> [THE PROBLEM]: Some lines of these records may hold the word "RefSeq"; state how many, using only the number.

Records contained in a dataset
——————————

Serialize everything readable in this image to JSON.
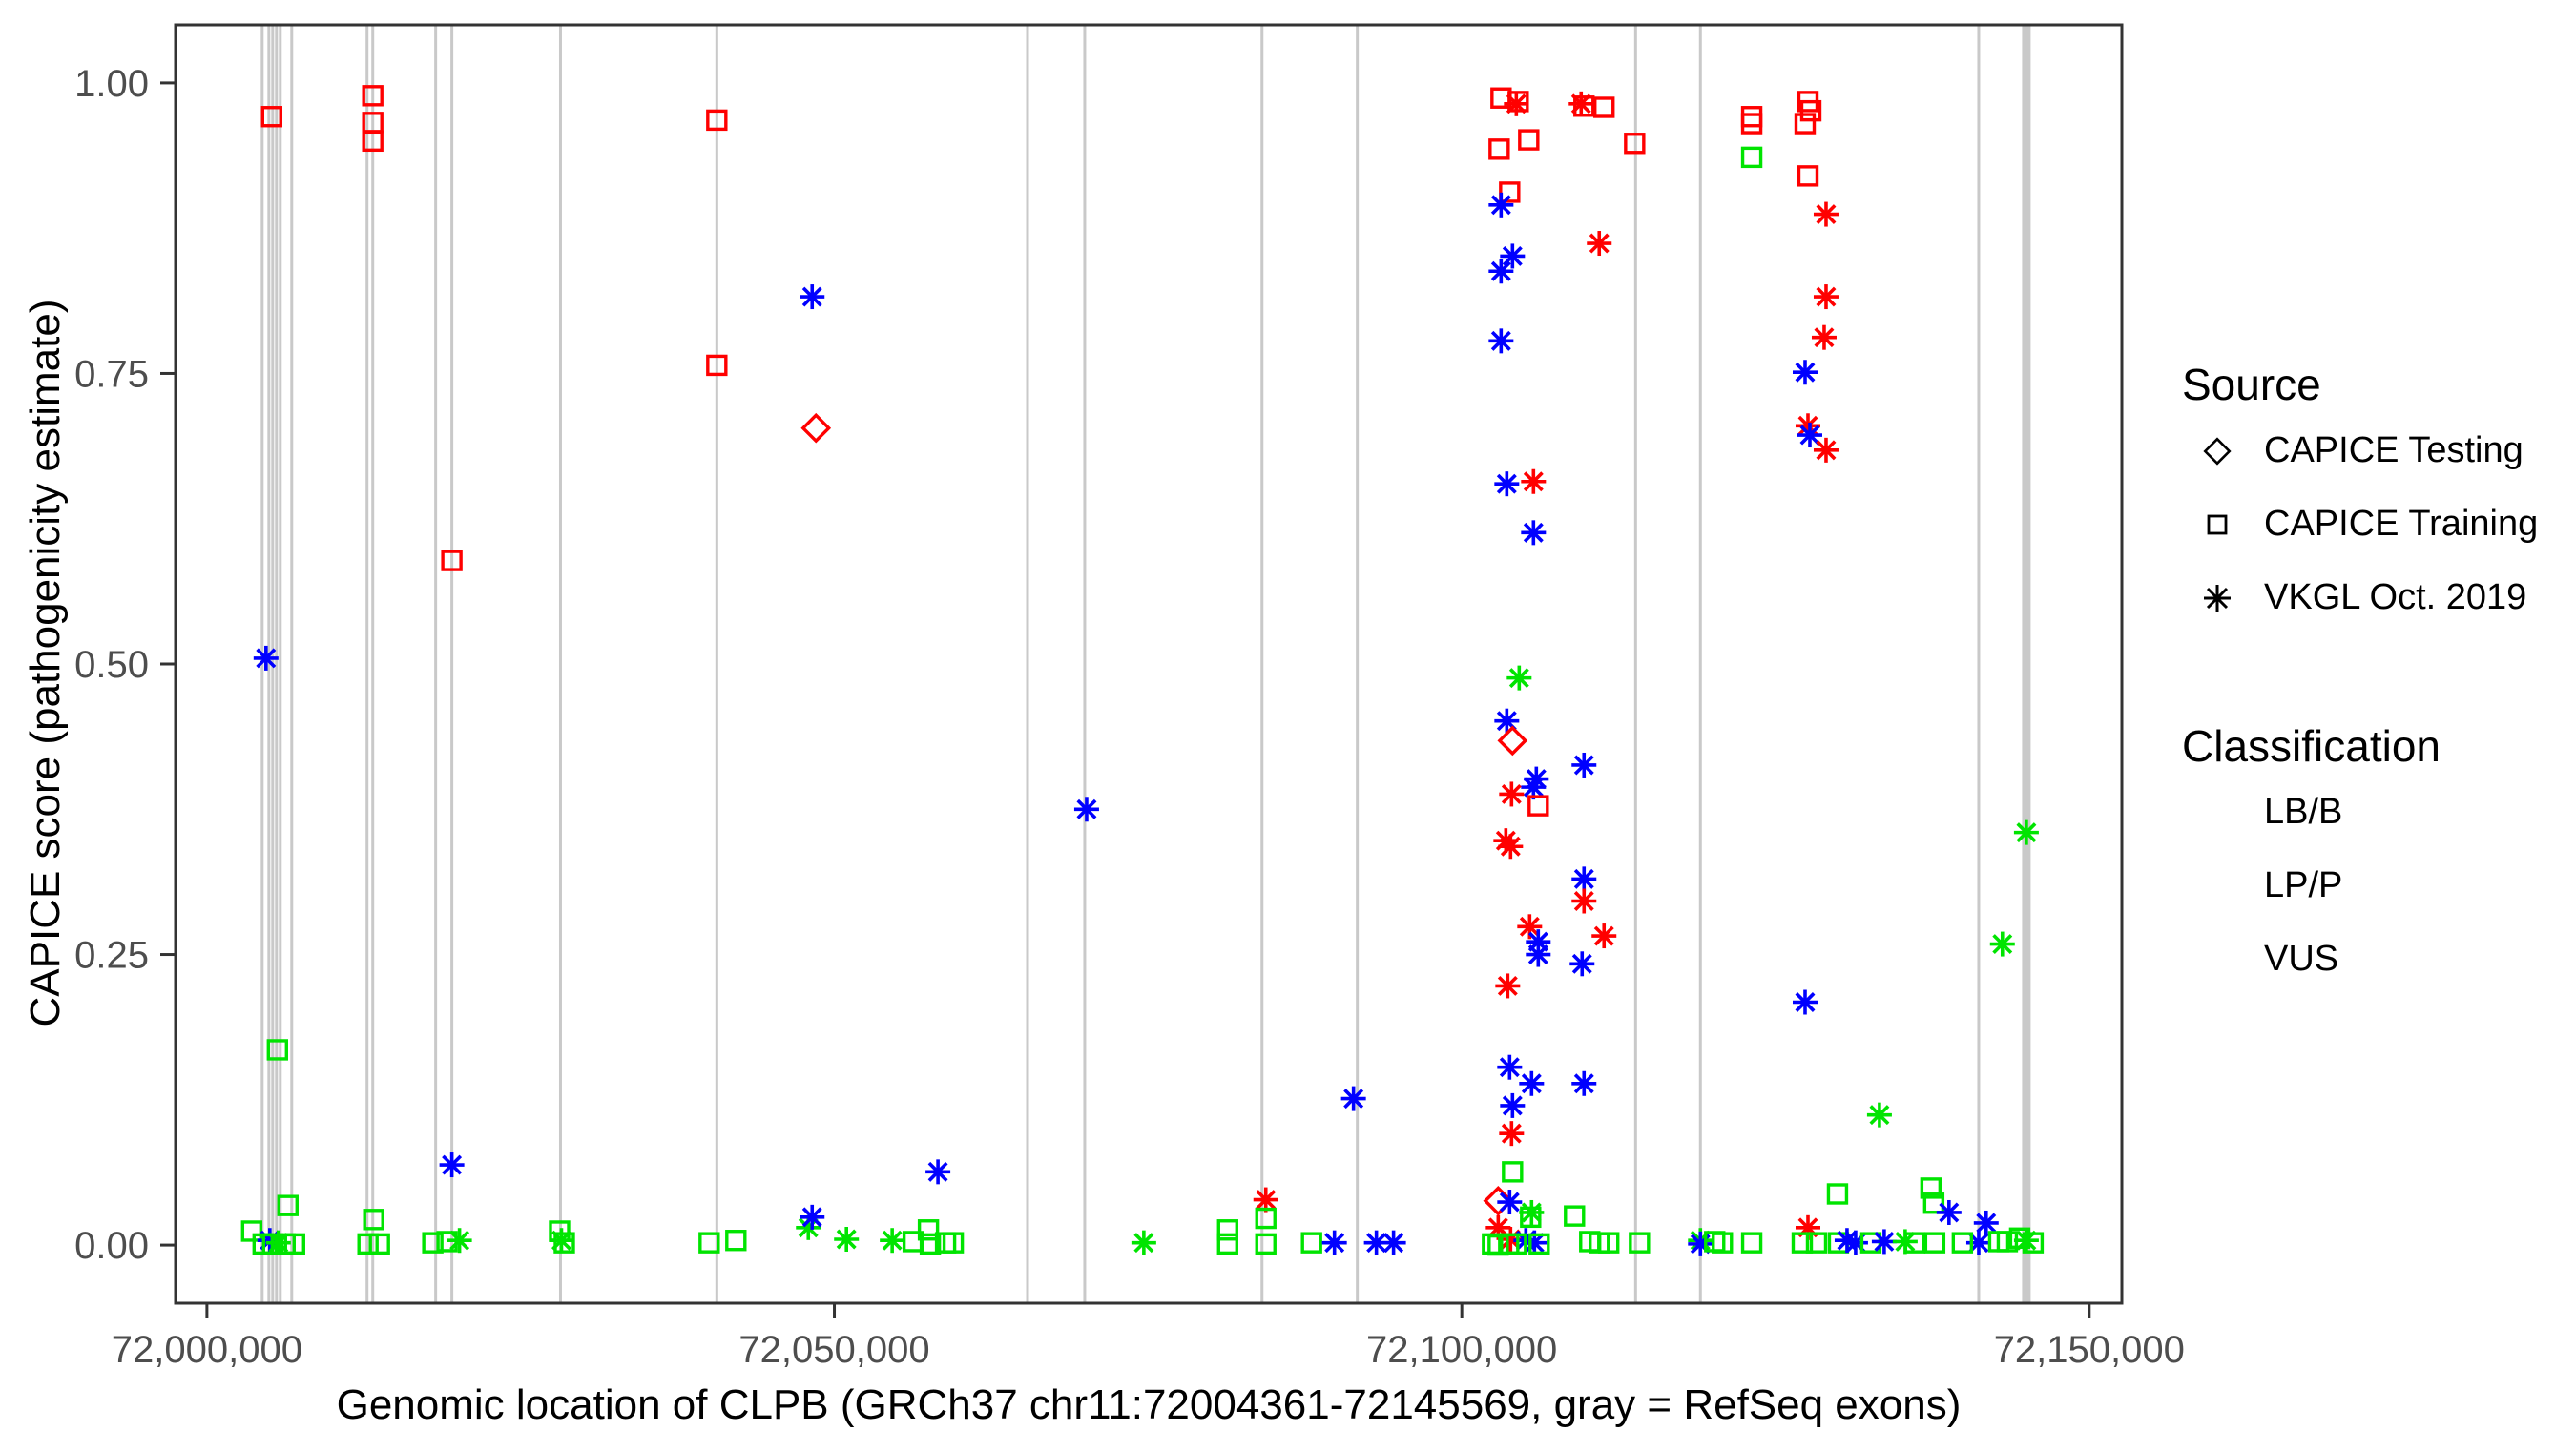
{
  "chart_data": {
    "type": "scatter",
    "xlabel": "Genomic location of CLPB (GRCh37 chr11:72004361-72145569, gray = RefSeq exons)",
    "ylabel": "CAPICE score (pathogenicity estimate)",
    "xlim": [
      71997500,
      72152600
    ],
    "ylim": [
      -0.05,
      1.05
    ],
    "grid": false,
    "x_ticks": [
      {
        "value": 72000000,
        "label": "72,000,000"
      },
      {
        "value": 72050000,
        "label": "72,050,000"
      },
      {
        "value": 72100000,
        "label": "72,100,000"
      },
      {
        "value": 72150000,
        "label": "72,150,000"
      }
    ],
    "y_ticks": [
      {
        "value": 0.0,
        "label": "0.00"
      },
      {
        "value": 0.25,
        "label": "0.25"
      },
      {
        "value": 0.5,
        "label": "0.50"
      },
      {
        "value": 0.75,
        "label": "0.75"
      },
      {
        "value": 1.0,
        "label": "1.00"
      }
    ],
    "exon_note": "gray vertical lines = RefSeq exons",
    "exons": [
      {
        "pos": 72004404,
        "w": 3
      },
      {
        "pos": 72004936,
        "w": 3
      },
      {
        "pos": 72005240,
        "w": 3
      },
      {
        "pos": 72005544,
        "w": 3
      },
      {
        "pos": 72005848,
        "w": 3
      },
      {
        "pos": 72006759,
        "w": 3
      },
      {
        "pos": 72012759,
        "w": 3
      },
      {
        "pos": 72013215,
        "w": 3
      },
      {
        "pos": 72018228,
        "w": 3
      },
      {
        "pos": 72019519,
        "w": 3
      },
      {
        "pos": 72028177,
        "w": 3
      },
      {
        "pos": 72040633,
        "w": 3
      },
      {
        "pos": 72065395,
        "w": 3
      },
      {
        "pos": 72069952,
        "w": 3
      },
      {
        "pos": 72084079,
        "w": 3
      },
      {
        "pos": 72091674,
        "w": 3
      },
      {
        "pos": 72113851,
        "w": 3
      },
      {
        "pos": 72119016,
        "w": 3
      },
      {
        "pos": 72141193,
        "w": 3
      },
      {
        "pos": 72144990,
        "w": 9
      }
    ],
    "classification_colors": {
      "LB/B": "#00E400",
      "LP/P": "#FF0000",
      "VUS": "#0000FF"
    },
    "source_shapes": {
      "testing": "diamond",
      "training": "square",
      "vkgl": "asterisk"
    },
    "points": [
      [
        72004709,
        0.505,
        "VUS",
        "vkgl"
      ],
      [
        72005164,
        0.971,
        "LP/P",
        "training"
      ],
      [
        72005620,
        0.168,
        "LB/B",
        "training"
      ],
      [
        72006455,
        0.034,
        "LB/B",
        "training"
      ],
      [
        72003569,
        0.012,
        "LB/B",
        "training"
      ],
      [
        72005012,
        0.004,
        "VUS",
        "vkgl"
      ],
      [
        72005696,
        0.002,
        "LB/B",
        "vkgl"
      ],
      [
        72004480,
        0.001,
        "LB/B",
        "training"
      ],
      [
        72005240,
        0.001,
        "LB/B",
        "training"
      ],
      [
        72006227,
        0.001,
        "LB/B",
        "training"
      ],
      [
        72006987,
        0.001,
        "LB/B",
        "training"
      ],
      [
        72013215,
        0.989,
        "LP/P",
        "training"
      ],
      [
        72013215,
        0.966,
        "LP/P",
        "training"
      ],
      [
        72013215,
        0.95,
        "LP/P",
        "training"
      ],
      [
        72013291,
        0.022,
        "LB/B",
        "training"
      ],
      [
        72012835,
        0.001,
        "LB/B",
        "training"
      ],
      [
        72013747,
        0.001,
        "LB/B",
        "training"
      ],
      [
        72019519,
        0.589,
        "LP/P",
        "training"
      ],
      [
        72019519,
        0.069,
        "VUS",
        "vkgl"
      ],
      [
        72018000,
        0.002,
        "LB/B",
        "training"
      ],
      [
        72019139,
        0.003,
        "LB/B",
        "training"
      ],
      [
        72020127,
        0.004,
        "LB/B",
        "vkgl"
      ],
      [
        72028101,
        0.012,
        "LB/B",
        "training"
      ],
      [
        72028253,
        0.004,
        "LB/B",
        "vkgl"
      ],
      [
        72028481,
        0.002,
        "LB/B",
        "training"
      ],
      [
        72040633,
        0.968,
        "LP/P",
        "training"
      ],
      [
        72040633,
        0.757,
        "LP/P",
        "training"
      ],
      [
        72048230,
        0.816,
        "VUS",
        "vkgl"
      ],
      [
        72048534,
        0.703,
        "LP/P",
        "testing"
      ],
      [
        72040025,
        0.002,
        "LB/B",
        "training"
      ],
      [
        72042152,
        0.004,
        "LB/B",
        "training"
      ],
      [
        72047926,
        0.015,
        "LB/B",
        "vkgl"
      ],
      [
        72048230,
        0.024,
        "VUS",
        "vkgl"
      ],
      [
        72050964,
        0.005,
        "LB/B",
        "vkgl"
      ],
      [
        72054610,
        0.004,
        "LB/B",
        "vkgl"
      ],
      [
        72056281,
        0.003,
        "LB/B",
        "training"
      ],
      [
        72057496,
        0.013,
        "LB/B",
        "training"
      ],
      [
        72057648,
        0.001,
        "LB/B",
        "training"
      ],
      [
        72058863,
        0.002,
        "LB/B",
        "training"
      ],
      [
        72059471,
        0.002,
        "LB/B",
        "training"
      ],
      [
        72058255,
        0.063,
        "VUS",
        "vkgl"
      ],
      [
        72070104,
        0.375,
        "VUS",
        "vkgl"
      ],
      [
        72074660,
        0.002,
        "LB/B",
        "vkgl"
      ],
      [
        72081344,
        0.013,
        "LB/B",
        "training"
      ],
      [
        72081344,
        0.001,
        "LB/B",
        "training"
      ],
      [
        72084382,
        0.039,
        "LP/P",
        "vkgl"
      ],
      [
        72084382,
        0.023,
        "LB/B",
        "training"
      ],
      [
        72084382,
        0.001,
        "LB/B",
        "training"
      ],
      [
        72088028,
        0.002,
        "LB/B",
        "training"
      ],
      [
        72089851,
        0.002,
        "VUS",
        "vkgl"
      ],
      [
        72091370,
        0.126,
        "VUS",
        "vkgl"
      ],
      [
        72093193,
        0.002,
        "VUS",
        "vkgl"
      ],
      [
        72094560,
        0.002,
        "VUS",
        "vkgl"
      ],
      [
        72103130,
        0.987,
        "LP/P",
        "training"
      ],
      [
        72104498,
        0.984,
        "LP/P",
        "training"
      ],
      [
        72104346,
        0.982,
        "LP/P",
        "vkgl"
      ],
      [
        72109511,
        0.982,
        "LP/P",
        "vkgl"
      ],
      [
        72109739,
        0.98,
        "LP/P",
        "training"
      ],
      [
        72111334,
        0.979,
        "LP/P",
        "training"
      ],
      [
        72113775,
        0.948,
        "LP/P",
        "training"
      ],
      [
        72102978,
        0.943,
        "LP/P",
        "training"
      ],
      [
        72105334,
        0.951,
        "LP/P",
        "training"
      ],
      [
        72103814,
        0.906,
        "LP/P",
        "training"
      ],
      [
        72103130,
        0.895,
        "VUS",
        "vkgl"
      ],
      [
        72104042,
        0.851,
        "VUS",
        "vkgl"
      ],
      [
        72103130,
        0.838,
        "VUS",
        "vkgl"
      ],
      [
        72110954,
        0.862,
        "LP/P",
        "vkgl"
      ],
      [
        72103130,
        0.778,
        "VUS",
        "vkgl"
      ],
      [
        72103586,
        0.655,
        "VUS",
        "vkgl"
      ],
      [
        72105714,
        0.657,
        "LP/P",
        "vkgl"
      ],
      [
        72105714,
        0.613,
        "VUS",
        "vkgl"
      ],
      [
        72104574,
        0.488,
        "LB/B",
        "vkgl"
      ],
      [
        72103586,
        0.451,
        "VUS",
        "vkgl"
      ],
      [
        72104042,
        0.434,
        "LP/P",
        "testing"
      ],
      [
        72109739,
        0.413,
        "VUS",
        "vkgl"
      ],
      [
        72105941,
        0.401,
        "VUS",
        "vkgl"
      ],
      [
        72105714,
        0.394,
        "VUS",
        "vkgl"
      ],
      [
        72103966,
        0.388,
        "LP/P",
        "vkgl"
      ],
      [
        72106093,
        0.378,
        "LP/P",
        "training"
      ],
      [
        72103510,
        0.348,
        "LP/P",
        "vkgl"
      ],
      [
        72103890,
        0.343,
        "LP/P",
        "vkgl"
      ],
      [
        72109739,
        0.315,
        "VUS",
        "vkgl"
      ],
      [
        72109739,
        0.296,
        "LP/P",
        "vkgl"
      ],
      [
        72105410,
        0.274,
        "LP/P",
        "vkgl"
      ],
      [
        72111334,
        0.266,
        "LP/P",
        "vkgl"
      ],
      [
        72106093,
        0.261,
        "VUS",
        "vkgl"
      ],
      [
        72106093,
        0.25,
        "VUS",
        "vkgl"
      ],
      [
        72109587,
        0.242,
        "VUS",
        "vkgl"
      ],
      [
        72103662,
        0.223,
        "LP/P",
        "vkgl"
      ],
      [
        72103814,
        0.153,
        "VUS",
        "vkgl"
      ],
      [
        72105562,
        0.139,
        "VUS",
        "vkgl"
      ],
      [
        72109739,
        0.139,
        "VUS",
        "vkgl"
      ],
      [
        72104042,
        0.12,
        "VUS",
        "vkgl"
      ],
      [
        72103966,
        0.096,
        "LP/P",
        "vkgl"
      ],
      [
        72104042,
        0.063,
        "LB/B",
        "training"
      ],
      [
        72102902,
        0.038,
        "LP/P",
        "testing"
      ],
      [
        72103814,
        0.037,
        "VUS",
        "vkgl"
      ],
      [
        72105562,
        0.028,
        "LB/B",
        "vkgl"
      ],
      [
        72105486,
        0.024,
        "LB/B",
        "training"
      ],
      [
        72102902,
        0.015,
        "LP/P",
        "vkgl"
      ],
      [
        72103890,
        0.005,
        "LP/P",
        "vkgl"
      ],
      [
        72105106,
        0.004,
        "VUS",
        "vkgl"
      ],
      [
        72105790,
        0.002,
        "VUS",
        "vkgl"
      ],
      [
        72102446,
        0.001,
        "LB/B",
        "training"
      ],
      [
        72102902,
        0.0,
        "LB/B",
        "training"
      ],
      [
        72103738,
        0.001,
        "LB/B",
        "training"
      ],
      [
        72104346,
        0.001,
        "LB/B",
        "training"
      ],
      [
        72106169,
        0.001,
        "LB/B",
        "training"
      ],
      [
        72108980,
        0.025,
        "LB/B",
        "training"
      ],
      [
        72110195,
        0.003,
        "LB/B",
        "training"
      ],
      [
        72110954,
        0.002,
        "LB/B",
        "training"
      ],
      [
        72111713,
        0.002,
        "LB/B",
        "training"
      ],
      [
        72114155,
        0.002,
        "LB/B",
        "training"
      ],
      [
        72119016,
        0.004,
        "LB/B",
        "vkgl"
      ],
      [
        72119016,
        0.001,
        "VUS",
        "vkgl"
      ],
      [
        72120155,
        0.003,
        "LB/B",
        "training"
      ],
      [
        72123105,
        0.971,
        "LP/P",
        "training"
      ],
      [
        72123105,
        0.965,
        "LP/P",
        "training"
      ],
      [
        72123105,
        0.936,
        "LB/B",
        "training"
      ],
      [
        72127586,
        0.984,
        "LP/P",
        "training"
      ],
      [
        72127814,
        0.976,
        "LP/P",
        "training"
      ],
      [
        72127358,
        0.965,
        "LP/P",
        "training"
      ],
      [
        72127586,
        0.92,
        "LP/P",
        "training"
      ],
      [
        72129029,
        0.887,
        "LP/P",
        "vkgl"
      ],
      [
        72129029,
        0.816,
        "LP/P",
        "vkgl"
      ],
      [
        72128877,
        0.781,
        "LP/P",
        "vkgl"
      ],
      [
        72127358,
        0.751,
        "VUS",
        "vkgl"
      ],
      [
        72127586,
        0.705,
        "LP/P",
        "vkgl"
      ],
      [
        72127738,
        0.697,
        "VUS",
        "vkgl"
      ],
      [
        72129029,
        0.684,
        "LP/P",
        "vkgl"
      ],
      [
        72127358,
        0.209,
        "VUS",
        "vkgl"
      ],
      [
        72133282,
        0.112,
        "LB/B",
        "vkgl"
      ],
      [
        72129940,
        0.044,
        "LB/B",
        "training"
      ],
      [
        72127586,
        0.015,
        "LP/P",
        "vkgl"
      ],
      [
        72137383,
        0.049,
        "LB/B",
        "training"
      ],
      [
        72137611,
        0.036,
        "LB/B",
        "training"
      ],
      [
        72138826,
        0.028,
        "VUS",
        "vkgl"
      ],
      [
        72141788,
        0.019,
        "VUS",
        "vkgl"
      ],
      [
        72141193,
        0.002,
        "VUS",
        "vkgl"
      ],
      [
        72120763,
        0.002,
        "LB/B",
        "training"
      ],
      [
        72123105,
        0.002,
        "LB/B",
        "training"
      ],
      [
        72127130,
        0.002,
        "LB/B",
        "training"
      ],
      [
        72128269,
        0.002,
        "LB/B",
        "training"
      ],
      [
        72130016,
        0.002,
        "LB/B",
        "training"
      ],
      [
        72130699,
        0.004,
        "VUS",
        "vkgl"
      ],
      [
        72131383,
        0.002,
        "VUS",
        "vkgl"
      ],
      [
        72132598,
        0.002,
        "LB/B",
        "training"
      ],
      [
        72133662,
        0.003,
        "VUS",
        "vkgl"
      ],
      [
        72135334,
        0.003,
        "LB/B",
        "vkgl"
      ],
      [
        72136093,
        0.002,
        "LB/B",
        "training"
      ],
      [
        72137687,
        0.002,
        "LB/B",
        "training"
      ],
      [
        72139890,
        0.002,
        "LB/B",
        "training"
      ],
      [
        72142788,
        0.003,
        "LB/B",
        "training"
      ],
      [
        72143472,
        0.003,
        "LB/B",
        "training"
      ],
      [
        72144459,
        0.006,
        "LB/B",
        "training"
      ],
      [
        72144990,
        0.004,
        "LB/B",
        "vkgl"
      ],
      [
        72145522,
        0.002,
        "LB/B",
        "training"
      ],
      [
        72144990,
        0.355,
        "LB/B",
        "vkgl"
      ],
      [
        72143079,
        0.259,
        "LB/B",
        "vkgl"
      ]
    ],
    "legend": {
      "source_title": "Source",
      "source_items": [
        {
          "key": "testing",
          "label": "CAPICE Testing"
        },
        {
          "key": "training",
          "label": "CAPICE Training"
        },
        {
          "key": "vkgl",
          "label": "VKGL Oct. 2019"
        }
      ],
      "classification_title": "Classification",
      "classification_items": [
        {
          "key": "LB/B",
          "label": "LB/B",
          "color": "#00E400"
        },
        {
          "key": "LP/P",
          "label": "LP/P",
          "color": "#FF0000"
        },
        {
          "key": "VUS",
          "label": "VUS",
          "color": "#0000FF"
        }
      ]
    },
    "style": {
      "exon_color": "#C9C9C9",
      "panel_border_color": "#333333",
      "tick_text_color": "#4D4D4D"
    }
  }
}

——————————

> [RESULT OF THE EXERCISE]: 2